_Set task_: Transcribe each line exactly.

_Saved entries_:

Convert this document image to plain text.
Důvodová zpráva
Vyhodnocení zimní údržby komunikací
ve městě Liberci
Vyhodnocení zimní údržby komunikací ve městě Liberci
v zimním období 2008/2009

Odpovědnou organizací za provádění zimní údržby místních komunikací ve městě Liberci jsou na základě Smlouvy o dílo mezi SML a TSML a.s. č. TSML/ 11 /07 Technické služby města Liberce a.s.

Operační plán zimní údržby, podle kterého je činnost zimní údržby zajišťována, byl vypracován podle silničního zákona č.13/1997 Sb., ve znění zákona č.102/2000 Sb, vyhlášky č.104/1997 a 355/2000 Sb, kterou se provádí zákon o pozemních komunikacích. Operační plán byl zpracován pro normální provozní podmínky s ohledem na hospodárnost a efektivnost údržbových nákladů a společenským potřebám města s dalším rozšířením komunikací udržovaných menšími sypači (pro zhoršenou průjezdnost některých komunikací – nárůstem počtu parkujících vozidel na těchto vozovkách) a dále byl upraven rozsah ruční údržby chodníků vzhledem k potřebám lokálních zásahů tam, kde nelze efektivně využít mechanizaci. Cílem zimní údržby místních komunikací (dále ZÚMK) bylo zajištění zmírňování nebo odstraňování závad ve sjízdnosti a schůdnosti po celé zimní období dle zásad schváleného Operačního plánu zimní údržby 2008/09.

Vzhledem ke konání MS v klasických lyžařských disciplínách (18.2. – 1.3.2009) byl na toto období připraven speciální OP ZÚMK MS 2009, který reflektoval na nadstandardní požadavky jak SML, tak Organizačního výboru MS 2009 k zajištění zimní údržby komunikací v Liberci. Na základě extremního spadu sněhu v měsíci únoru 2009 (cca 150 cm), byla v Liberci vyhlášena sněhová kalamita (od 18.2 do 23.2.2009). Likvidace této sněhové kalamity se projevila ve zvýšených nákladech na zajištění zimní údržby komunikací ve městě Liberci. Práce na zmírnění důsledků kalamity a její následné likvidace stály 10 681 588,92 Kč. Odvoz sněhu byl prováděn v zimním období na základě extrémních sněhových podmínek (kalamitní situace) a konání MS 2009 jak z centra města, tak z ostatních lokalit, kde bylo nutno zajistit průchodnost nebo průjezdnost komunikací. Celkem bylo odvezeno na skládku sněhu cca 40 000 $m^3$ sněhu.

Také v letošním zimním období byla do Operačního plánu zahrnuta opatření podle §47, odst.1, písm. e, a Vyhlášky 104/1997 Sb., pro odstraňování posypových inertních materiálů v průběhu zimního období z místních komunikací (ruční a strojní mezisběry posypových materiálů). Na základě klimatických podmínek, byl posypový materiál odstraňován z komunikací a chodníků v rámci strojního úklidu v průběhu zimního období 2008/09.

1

_The completed task_:
Convert this document image to plain text.
Důvodová zpráva
Vyhodnocení zimní údržby komunikací
ve městě Liberci
Vyhodnocení zimní údržby komunikací ve městě Liberci
v zimním období 2008/2009

Odpovědnou organizací za provádění zimní údržby místních komunikací ve městě Liberci jsou na základě Smlouvy o dílo mezi SML a TSML a.s. č. TSML/ 11 /07 Technické služby města Liberce a.s.

Operační plán zimní údržby, podle kterého je činnost zimní údržby zajišťována, byl vypracován podle silničního zákona č.13/1997 Sb., ve znění zákona č.102/2000 Sb, vyhlášky č.104/1997 a 355/2000 Sb, kterou se provádí zákon o pozemních komunikacích. Operační plán byl zpracován pro normální provozní podmínky s ohledem na hospodárnost a efektivnost údržbových nákladů a společenským potřebám města s dalším rozšířením komunikací udržovaných menšími sypači (pro zhoršenou průjezdnost některých komunikací – nárůstem počtu parkujících vozidel na těchto vozovkách) a dále byl upraven rozsah ruční údržby chodníků vzhledem k potřebám lokálních zásahů tam, kde nelze efektivně využít mechanizaci. Cílem zimní údržby místních komunikací (dále ZÚMK) bylo zajištění zmírňování nebo odstraňování závad ve sjízdnosti a schůdnosti po celé zimní období dle zásad schváleného Operačního plánu zimní údržby 2008/09.

Vzhledem ke konání MS v klasických lyžařských disciplínách (18.2. – 1.3.2009) byl na toto období připraven speciální OP ZÚMK MS 2009, který reflektoval na nadstandardní požadavky jak SML, tak Organizačního výboru MS 2009 k zajištění zimní údržby komunikací v Liberci. Na základě extremního spadu sněhu v měsíci únoru 2009 (cca 150 cm), byla v Liberci vyhlášena sněhová kalamita (od 18.2 do 23.2.2009). Likvidace této sněhové kalamity se projevila ve zvýšených nákladech na zajištění zimní údržby komunikací ve městě Liberci. Práce na zmírnění důsledků kalamity a její následné likvidace stály 10 681 588,92 Kč. Odvoz sněhu byl prováděn v zimním období na základě extrémních sněhových podmínek (kalamitní situace) a konání MS 2009 jak z centra města, tak z ostatních lokalit, kde bylo nutno zajistit průchodnost nebo průjezdnost komunikací. Celkem bylo odvezeno na skládku sněhu cca 40 000 $m^3$ sněhu.

Také v letošním zimním období byla do Operačního plánu zahrnuta opatření podle §47, odst.1, písm. e, a Vyhlášky 104/1997 Sb., pro odstraňování posypových inertních materiálů v průběhu zimního období z místních komunikací (ruční a strojní mezisběry posypových materiálů). Na základě klimatických podmínek, byl posypový materiál odstraňován z komunikací a chodníků v rámci strojního úklidu v průběhu zimního období 2008/09.

1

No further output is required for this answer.